▸ **INSTRUCTION**: Pick out all lines with the word "Lorem" from the records that follow.

[Data records]
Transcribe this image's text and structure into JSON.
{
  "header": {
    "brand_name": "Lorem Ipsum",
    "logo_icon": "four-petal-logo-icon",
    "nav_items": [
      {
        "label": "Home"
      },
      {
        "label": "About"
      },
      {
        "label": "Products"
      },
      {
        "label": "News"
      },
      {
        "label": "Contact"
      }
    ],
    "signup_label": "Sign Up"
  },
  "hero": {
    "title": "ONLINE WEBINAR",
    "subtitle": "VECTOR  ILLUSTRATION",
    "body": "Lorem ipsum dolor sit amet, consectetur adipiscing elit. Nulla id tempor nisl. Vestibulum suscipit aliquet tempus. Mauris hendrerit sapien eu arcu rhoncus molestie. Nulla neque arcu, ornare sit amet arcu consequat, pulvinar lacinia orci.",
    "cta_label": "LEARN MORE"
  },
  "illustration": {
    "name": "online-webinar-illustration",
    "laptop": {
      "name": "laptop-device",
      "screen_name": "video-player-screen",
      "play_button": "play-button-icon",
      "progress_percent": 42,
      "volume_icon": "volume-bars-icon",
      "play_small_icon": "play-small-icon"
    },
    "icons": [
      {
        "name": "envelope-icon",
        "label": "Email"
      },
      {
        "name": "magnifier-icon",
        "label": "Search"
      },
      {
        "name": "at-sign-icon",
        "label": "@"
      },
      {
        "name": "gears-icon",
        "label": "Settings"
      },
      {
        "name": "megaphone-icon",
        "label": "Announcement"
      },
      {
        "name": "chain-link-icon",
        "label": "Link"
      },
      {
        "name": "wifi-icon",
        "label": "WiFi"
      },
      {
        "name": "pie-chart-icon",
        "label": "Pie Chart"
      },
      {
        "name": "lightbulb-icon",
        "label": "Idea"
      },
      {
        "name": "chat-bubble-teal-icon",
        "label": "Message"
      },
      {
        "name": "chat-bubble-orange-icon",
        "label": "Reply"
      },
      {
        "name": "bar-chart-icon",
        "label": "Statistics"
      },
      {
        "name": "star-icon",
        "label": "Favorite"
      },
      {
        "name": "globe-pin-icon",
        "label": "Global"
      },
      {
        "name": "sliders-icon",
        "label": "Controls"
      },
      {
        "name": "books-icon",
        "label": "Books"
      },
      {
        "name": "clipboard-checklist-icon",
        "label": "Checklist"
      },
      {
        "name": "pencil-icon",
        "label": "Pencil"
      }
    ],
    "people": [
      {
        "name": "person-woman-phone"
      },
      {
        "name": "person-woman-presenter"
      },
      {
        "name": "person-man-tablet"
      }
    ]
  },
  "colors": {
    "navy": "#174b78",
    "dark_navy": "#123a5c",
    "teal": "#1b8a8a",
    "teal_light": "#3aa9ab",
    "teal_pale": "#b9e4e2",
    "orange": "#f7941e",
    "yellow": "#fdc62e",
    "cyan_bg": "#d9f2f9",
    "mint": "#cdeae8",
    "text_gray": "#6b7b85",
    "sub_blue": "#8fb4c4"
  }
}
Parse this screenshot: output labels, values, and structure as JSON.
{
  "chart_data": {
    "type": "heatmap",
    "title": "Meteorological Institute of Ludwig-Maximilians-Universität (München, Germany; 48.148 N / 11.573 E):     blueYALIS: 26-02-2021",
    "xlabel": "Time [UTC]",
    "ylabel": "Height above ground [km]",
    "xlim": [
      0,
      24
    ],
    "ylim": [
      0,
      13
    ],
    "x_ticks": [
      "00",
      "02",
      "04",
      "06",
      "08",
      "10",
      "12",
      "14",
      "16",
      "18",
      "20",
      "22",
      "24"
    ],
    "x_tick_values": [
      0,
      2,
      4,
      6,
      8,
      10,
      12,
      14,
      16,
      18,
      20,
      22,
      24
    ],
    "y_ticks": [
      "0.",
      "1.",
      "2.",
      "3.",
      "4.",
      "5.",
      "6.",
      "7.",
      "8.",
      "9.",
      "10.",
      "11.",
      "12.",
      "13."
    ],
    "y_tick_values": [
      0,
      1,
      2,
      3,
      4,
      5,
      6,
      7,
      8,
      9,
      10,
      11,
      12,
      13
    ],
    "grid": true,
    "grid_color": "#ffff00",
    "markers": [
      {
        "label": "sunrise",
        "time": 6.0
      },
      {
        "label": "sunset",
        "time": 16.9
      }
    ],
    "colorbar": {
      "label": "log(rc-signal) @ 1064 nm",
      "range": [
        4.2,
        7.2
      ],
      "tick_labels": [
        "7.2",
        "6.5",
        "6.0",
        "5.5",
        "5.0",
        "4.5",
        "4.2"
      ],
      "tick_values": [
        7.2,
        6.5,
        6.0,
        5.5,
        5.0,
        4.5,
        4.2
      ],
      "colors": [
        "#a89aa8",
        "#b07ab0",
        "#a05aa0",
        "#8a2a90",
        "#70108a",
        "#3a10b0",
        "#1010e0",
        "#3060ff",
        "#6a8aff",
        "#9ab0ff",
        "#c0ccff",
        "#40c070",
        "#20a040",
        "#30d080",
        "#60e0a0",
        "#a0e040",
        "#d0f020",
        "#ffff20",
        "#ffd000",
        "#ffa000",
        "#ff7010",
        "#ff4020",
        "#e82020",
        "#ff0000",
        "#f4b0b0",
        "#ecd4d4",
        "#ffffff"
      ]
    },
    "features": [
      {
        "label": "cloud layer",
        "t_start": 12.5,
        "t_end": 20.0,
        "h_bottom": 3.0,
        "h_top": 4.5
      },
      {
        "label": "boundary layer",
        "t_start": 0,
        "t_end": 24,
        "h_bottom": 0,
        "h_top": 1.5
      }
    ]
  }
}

▸ **RESULT OF THE EXERCISE**:
    "brand_name": "Lorem Ipsum",
    "body": "Lorem ipsum dolor sit amet, consectetur adipiscing elit. Nulla id tempor nisl. Vestibulum suscipit aliquet tempus. Mauris hendrerit sapien eu arcu rhoncus molestie. Nulla neque arcu, ornare sit amet arcu consequat, pulvinar lacinia orci.",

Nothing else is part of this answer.